Kamis, 08 Desember 2011

Sikap Kaum Muslimin Menyingkapi Krisis Gaza

Pertanyaan:
Bagaimanakah sikap kita menyikapi musibah yang menimpa kaum muslimin Palestina akibat penyerangan orang–orang yahudi ? Bagaimana dengan jihad fisik dalam arti pengiriman pasukan bersenjata dari negeri berpenduduk muslim lain selain Palestina untuk membantu rakyat Palestina?

Jawab:
            Bismillah, Segala puji bagi Allah, semoga sholawat dan salam senantiasa tercurah kepada junjungan kita Nabi Muhammad shollallaahu 'alaihi wasallam, keluarga, para Sahabat, dan orang-orang yang mengikutinya dengan baik sampai mendekati yaumul qiyaamah……..
Amma ba'du….

            Penyerangan orang-orang yahudi ke Palestina adalah musibah yang menimpa kaum muslimin, terkhusus di Palestina. Namun, tidaklah Allah timpakan suatu musibah kecuali disebabkan kemaksiatan yang kaum muslimin lakukan.

"Dan apa saja musibah yang menimpa kamu maka adalah disebabkan oleh perbuatan tanganmu sendiri, dan Allah memaafkan sebagian besar (dari kesalahan-kesalahanmu)" (Q.S asy-Syuuro:30)
           
Perlu diketahui bahwa berkaitan dengan perintah jihad fii sabiilillaah secara fisik, terdapat tahapan-tahapan pensyariatannya. Pada awalnya, kaum muslimin dalam kondisi lemah seperti periode Makkah sebelum hijrah ke Madinah. Dalam kondisi semacam ini, banyak Sahabat Nabi yang baru memeluk Islam disiksa dan dibunuh oleh orang-orang musyrikin Quraisy, seperti pembantaian terhadap keluarga Ammar bin Yaasir dan penyiksaan terhadap Bilal bin Rabah, dan masih banyak yang lain. Pada saat itu Rasul dan kaum muslimin tidak bisa berbuat banyak. Rasul hanya bisa menyaksikan mereka disiksa dalam keadaan sekedar menganjurkan agar mereka bisa bersabar dan menjanjikan Jannah (surga).

" Nabi shollallaahu 'alaihi wasallam berjalan melewati Ammar, ayah, dan ibunya dalam keadaan mereka disiksa di al-Abthah tempat terik di Makkah, dan beliau bersabda : ' Bersabarlah engkau wahai keluarga Yaasir karena sesungguhnya tempat yang dijanjikan untuk kalian adalah Jannah " (diriwayatkan oleh al-Baihaqy dalam Syu'abul Imaan (2/239), al-Haakim dalam al-Mustadrak (3/432)).
            Dalam kondisi lemah semacam itu, Allah Subhaanahu Wa Ta'ala justru memerintahkan kepada kaum muslimin untuk menahan diri dan tidak memulai mengangkat senjata untuk membunuh orang-orang kafir.

______

▸ **TUGAS YANG DIKERJAKAN**:
• 1. Dalam teks tentang sikap kaum muslimin menyikapi krisis Gaza, siapa yang disebut mengalami penyiksaan selain keluarga Ammar bin Yaasir?
• 2. Kutip persis baris-baris dalam daftar, mulai dari baris yang memuat "word-grin1: grin1 <box>541 282 565 292</box>" sampai dengan baris yang memuat "word-rere: rere <box>147 287 166 297</box>".

▸ **DAFTAR UNTUK TUGAS**:
______

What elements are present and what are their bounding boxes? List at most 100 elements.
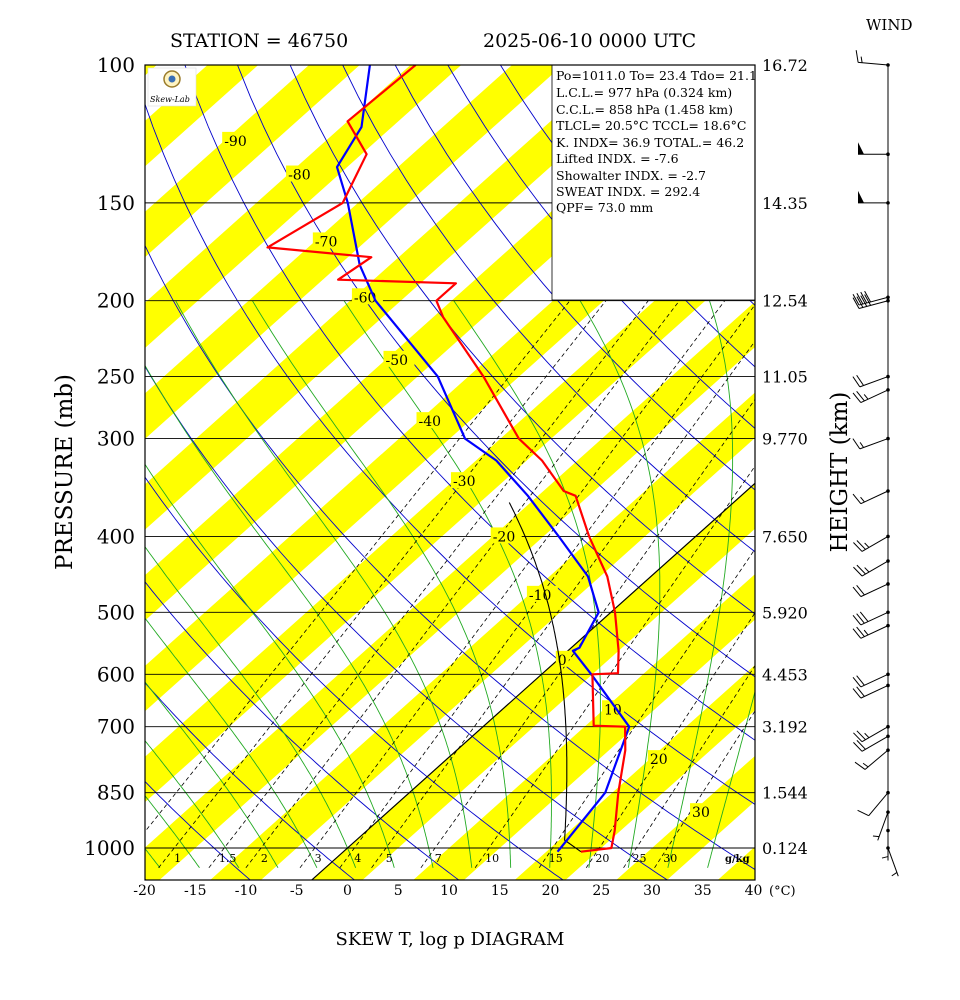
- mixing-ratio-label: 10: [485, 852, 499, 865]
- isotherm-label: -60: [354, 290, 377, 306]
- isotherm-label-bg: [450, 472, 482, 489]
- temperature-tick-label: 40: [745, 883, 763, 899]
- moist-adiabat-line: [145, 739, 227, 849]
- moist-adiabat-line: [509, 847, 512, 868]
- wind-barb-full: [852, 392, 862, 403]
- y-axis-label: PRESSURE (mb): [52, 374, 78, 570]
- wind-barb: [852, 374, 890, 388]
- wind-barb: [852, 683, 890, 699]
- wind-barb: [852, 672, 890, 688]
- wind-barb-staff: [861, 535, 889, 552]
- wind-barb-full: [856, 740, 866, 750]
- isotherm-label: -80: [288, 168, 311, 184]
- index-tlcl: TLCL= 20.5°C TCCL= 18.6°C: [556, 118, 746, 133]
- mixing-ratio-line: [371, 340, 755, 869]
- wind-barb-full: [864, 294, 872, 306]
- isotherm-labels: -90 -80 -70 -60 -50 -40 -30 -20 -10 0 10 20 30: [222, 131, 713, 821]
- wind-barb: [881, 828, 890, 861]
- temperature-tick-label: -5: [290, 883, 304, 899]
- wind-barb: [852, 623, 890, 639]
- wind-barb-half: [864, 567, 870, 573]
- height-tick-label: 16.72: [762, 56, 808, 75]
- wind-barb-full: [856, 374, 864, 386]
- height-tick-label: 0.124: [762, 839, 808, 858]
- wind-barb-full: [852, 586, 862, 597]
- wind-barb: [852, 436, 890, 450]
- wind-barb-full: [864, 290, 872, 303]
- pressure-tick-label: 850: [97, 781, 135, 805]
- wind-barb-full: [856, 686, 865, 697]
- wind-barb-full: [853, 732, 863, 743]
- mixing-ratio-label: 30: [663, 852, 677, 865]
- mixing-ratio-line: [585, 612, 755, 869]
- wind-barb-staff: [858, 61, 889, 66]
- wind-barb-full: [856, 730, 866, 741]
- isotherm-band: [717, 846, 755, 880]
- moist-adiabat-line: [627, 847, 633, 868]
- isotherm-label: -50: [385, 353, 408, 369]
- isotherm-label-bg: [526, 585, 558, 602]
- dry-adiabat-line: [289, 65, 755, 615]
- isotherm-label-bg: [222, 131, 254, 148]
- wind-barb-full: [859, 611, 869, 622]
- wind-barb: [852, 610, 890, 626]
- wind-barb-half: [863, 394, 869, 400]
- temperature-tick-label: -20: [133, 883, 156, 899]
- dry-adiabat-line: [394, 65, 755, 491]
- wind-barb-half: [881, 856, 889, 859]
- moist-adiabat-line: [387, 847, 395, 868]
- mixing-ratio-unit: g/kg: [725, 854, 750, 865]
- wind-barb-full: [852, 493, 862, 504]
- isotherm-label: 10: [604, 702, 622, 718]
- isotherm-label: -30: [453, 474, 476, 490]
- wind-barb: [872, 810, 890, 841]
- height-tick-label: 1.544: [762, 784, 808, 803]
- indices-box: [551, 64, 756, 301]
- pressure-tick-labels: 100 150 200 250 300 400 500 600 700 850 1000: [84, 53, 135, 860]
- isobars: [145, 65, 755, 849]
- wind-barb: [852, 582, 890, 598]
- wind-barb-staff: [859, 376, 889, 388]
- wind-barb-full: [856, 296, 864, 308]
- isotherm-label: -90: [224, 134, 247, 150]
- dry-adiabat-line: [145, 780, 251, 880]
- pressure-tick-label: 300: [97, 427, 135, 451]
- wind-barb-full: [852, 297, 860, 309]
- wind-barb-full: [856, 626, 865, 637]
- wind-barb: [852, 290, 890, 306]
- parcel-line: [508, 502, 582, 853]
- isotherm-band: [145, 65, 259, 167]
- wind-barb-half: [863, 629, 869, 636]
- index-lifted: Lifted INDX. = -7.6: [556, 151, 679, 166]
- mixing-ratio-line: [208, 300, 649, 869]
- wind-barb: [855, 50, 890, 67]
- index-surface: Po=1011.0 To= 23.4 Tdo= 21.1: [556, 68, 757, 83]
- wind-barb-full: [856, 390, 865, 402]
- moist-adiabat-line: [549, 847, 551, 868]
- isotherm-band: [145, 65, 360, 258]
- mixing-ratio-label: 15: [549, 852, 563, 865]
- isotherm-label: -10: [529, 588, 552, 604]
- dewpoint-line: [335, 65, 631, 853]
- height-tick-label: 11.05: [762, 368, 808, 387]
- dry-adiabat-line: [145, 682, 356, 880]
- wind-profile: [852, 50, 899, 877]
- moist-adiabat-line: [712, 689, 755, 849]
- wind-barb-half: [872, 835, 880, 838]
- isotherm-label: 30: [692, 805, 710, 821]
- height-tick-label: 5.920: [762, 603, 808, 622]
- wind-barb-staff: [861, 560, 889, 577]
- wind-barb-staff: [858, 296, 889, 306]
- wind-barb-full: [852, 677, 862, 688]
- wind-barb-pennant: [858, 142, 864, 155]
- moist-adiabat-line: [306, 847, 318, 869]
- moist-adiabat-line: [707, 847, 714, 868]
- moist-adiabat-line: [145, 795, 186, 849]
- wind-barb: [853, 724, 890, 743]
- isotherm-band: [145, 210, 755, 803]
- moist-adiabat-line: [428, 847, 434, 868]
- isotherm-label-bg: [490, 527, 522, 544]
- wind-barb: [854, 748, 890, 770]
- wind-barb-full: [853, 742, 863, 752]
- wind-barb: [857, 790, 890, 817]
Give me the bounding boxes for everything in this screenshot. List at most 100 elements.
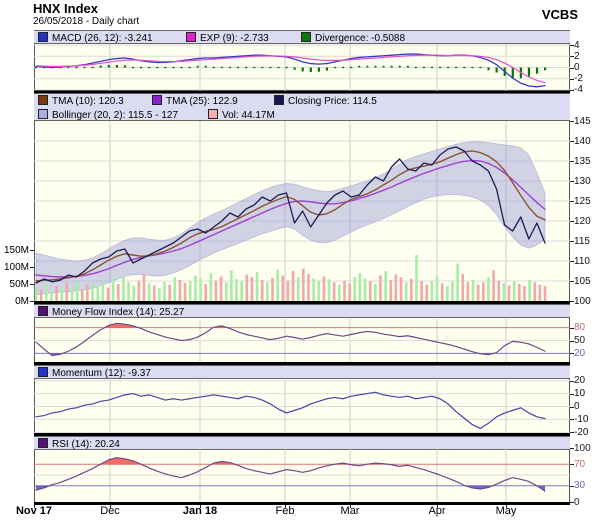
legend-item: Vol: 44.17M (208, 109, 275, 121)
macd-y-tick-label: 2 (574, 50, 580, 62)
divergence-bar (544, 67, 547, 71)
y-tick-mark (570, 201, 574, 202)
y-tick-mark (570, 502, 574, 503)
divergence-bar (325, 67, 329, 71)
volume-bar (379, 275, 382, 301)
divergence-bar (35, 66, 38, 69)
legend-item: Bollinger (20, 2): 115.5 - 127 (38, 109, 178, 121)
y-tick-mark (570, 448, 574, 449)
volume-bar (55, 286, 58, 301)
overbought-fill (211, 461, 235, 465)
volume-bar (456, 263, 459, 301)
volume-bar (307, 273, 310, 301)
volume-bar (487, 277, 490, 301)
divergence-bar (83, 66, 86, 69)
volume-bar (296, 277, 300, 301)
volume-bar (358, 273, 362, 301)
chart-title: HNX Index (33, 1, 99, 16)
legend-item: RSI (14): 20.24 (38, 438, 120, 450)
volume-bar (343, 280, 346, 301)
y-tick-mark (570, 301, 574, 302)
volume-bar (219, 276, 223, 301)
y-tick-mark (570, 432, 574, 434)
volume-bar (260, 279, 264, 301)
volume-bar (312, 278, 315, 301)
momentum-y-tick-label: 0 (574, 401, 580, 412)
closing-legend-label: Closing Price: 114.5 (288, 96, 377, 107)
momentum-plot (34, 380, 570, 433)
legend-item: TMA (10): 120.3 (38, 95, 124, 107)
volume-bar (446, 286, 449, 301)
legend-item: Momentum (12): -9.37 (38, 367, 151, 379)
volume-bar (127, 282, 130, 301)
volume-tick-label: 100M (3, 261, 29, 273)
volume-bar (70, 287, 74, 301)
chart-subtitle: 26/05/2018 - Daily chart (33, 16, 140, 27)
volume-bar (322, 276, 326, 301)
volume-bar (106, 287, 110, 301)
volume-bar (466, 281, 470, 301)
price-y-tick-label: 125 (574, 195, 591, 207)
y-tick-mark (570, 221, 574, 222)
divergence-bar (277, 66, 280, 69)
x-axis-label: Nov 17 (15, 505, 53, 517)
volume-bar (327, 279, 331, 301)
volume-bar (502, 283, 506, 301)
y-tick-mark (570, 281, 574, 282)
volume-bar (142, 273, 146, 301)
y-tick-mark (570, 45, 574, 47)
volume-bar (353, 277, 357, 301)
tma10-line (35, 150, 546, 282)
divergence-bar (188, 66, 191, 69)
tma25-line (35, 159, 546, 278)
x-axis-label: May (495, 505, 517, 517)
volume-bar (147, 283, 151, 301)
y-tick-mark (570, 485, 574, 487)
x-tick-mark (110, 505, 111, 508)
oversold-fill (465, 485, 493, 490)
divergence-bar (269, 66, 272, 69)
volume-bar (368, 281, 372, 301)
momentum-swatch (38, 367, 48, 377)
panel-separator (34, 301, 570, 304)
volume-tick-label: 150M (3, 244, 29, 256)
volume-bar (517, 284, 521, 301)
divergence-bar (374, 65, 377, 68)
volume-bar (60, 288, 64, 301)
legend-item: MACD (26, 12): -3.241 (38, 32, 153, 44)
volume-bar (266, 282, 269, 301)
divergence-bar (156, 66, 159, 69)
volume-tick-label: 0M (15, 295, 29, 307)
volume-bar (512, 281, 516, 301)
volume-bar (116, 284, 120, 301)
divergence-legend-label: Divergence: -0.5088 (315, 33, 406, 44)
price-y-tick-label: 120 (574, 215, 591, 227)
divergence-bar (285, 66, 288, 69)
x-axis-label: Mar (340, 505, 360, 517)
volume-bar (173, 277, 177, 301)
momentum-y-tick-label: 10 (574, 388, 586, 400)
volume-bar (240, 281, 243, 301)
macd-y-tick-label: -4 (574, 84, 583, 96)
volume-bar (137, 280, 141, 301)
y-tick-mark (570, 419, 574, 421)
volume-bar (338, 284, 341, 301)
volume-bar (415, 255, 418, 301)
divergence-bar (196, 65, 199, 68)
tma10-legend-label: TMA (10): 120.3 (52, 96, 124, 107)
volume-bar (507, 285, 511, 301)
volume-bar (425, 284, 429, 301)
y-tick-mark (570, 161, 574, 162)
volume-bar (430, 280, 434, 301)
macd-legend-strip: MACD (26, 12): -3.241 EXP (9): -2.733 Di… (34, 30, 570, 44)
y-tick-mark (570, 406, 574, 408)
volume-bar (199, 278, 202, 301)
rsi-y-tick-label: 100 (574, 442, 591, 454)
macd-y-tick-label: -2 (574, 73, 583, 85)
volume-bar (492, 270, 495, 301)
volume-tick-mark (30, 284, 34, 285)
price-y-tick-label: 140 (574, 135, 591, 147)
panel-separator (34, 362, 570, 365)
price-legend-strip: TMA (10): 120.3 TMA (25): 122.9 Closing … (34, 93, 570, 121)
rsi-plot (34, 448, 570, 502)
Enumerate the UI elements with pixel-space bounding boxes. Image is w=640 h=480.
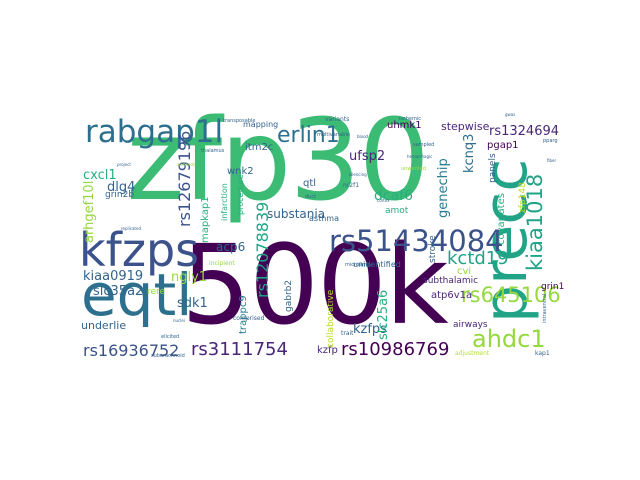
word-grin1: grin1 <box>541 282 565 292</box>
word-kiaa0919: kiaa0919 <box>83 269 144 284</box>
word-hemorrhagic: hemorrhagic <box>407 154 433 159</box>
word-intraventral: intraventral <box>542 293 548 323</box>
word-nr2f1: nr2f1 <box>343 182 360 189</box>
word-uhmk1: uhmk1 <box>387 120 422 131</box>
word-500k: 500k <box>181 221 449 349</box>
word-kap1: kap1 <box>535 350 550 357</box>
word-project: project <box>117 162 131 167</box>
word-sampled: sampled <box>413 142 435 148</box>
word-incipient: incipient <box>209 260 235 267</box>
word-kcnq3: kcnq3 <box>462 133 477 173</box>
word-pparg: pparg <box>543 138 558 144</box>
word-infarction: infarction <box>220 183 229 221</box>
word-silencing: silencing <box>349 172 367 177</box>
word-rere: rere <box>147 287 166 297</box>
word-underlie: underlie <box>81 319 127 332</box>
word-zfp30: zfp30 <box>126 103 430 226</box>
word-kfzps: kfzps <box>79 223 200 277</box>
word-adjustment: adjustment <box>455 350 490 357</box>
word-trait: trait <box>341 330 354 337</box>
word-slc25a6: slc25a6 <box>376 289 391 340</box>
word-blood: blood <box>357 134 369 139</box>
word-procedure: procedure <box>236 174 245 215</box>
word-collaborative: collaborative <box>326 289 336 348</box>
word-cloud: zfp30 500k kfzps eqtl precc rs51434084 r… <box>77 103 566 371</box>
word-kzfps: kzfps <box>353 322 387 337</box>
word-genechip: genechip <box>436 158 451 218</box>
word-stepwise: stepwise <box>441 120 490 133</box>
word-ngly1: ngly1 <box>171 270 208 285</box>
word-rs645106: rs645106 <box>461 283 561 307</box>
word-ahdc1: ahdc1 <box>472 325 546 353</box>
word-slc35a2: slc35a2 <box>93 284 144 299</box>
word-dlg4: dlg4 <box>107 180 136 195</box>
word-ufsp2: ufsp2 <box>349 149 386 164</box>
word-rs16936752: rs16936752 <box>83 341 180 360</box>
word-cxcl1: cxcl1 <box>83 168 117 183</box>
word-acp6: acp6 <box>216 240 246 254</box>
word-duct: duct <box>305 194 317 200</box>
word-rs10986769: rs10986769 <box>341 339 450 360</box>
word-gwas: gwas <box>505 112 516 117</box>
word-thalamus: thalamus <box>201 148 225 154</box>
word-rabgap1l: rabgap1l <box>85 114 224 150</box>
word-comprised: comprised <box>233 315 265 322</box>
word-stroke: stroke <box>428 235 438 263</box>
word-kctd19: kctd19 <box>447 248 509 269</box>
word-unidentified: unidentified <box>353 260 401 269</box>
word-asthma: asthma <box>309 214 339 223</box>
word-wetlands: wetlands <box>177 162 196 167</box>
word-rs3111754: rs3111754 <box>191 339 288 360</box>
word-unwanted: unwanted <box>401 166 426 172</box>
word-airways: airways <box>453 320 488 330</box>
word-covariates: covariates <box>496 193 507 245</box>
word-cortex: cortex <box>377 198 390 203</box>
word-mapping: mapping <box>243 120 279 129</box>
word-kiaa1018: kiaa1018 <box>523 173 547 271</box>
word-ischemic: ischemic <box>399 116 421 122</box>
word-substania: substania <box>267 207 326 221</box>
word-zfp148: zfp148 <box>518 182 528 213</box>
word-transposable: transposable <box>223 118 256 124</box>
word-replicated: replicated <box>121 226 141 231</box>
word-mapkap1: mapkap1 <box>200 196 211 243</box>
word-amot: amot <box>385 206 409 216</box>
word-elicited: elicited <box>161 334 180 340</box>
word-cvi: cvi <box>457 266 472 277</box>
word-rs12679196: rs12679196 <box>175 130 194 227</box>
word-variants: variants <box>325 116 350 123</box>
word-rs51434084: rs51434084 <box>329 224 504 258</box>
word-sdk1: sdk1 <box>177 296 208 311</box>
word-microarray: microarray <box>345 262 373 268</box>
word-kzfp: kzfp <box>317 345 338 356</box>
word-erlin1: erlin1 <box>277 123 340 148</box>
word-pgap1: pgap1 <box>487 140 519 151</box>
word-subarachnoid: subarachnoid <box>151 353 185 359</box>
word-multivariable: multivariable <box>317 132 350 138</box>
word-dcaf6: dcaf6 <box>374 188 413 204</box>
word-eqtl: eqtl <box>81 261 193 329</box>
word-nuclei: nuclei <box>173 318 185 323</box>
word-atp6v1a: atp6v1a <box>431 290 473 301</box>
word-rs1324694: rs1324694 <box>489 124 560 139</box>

______

▸ **JAWABAN TERTULIS**:
• 1. Bilal bin Rabah.

• 2.
word-grin1: grin1 <box>541 282 565 292</box>
word-kiaa0919: kiaa0919 <box>83 269 144 284</box>
word-hemorrhagic: hemorrhagic <box>407 154 433 159</box>
word-intraventral: intraventral <box>542 293 548 323</box>
word-nr2f1: nr2f1 <box>343 182 360 189</box>
word-uhmk1: uhmk1 <box>387 120 422 131</box>
word-500k: 500k <box>181 221 449 349</box>
word-kap1: kap1 <box>535 350 550 357</box>
word-project: project <box>117 162 131 167</box>
word-sampled: sampled <box>413 142 435 148</box>
word-incipient: incipient <box>209 260 235 267</box>
word-kcnq3: kcnq3 <box>462 133 477 173</box>
word-pparg: pparg <box>543 138 558 144</box>
word-infarction: infarction <box>220 183 229 221</box>
word-silencing: silencing <box>349 172 367 177</box>
word-rere: rere <box>147 287 166 297</box>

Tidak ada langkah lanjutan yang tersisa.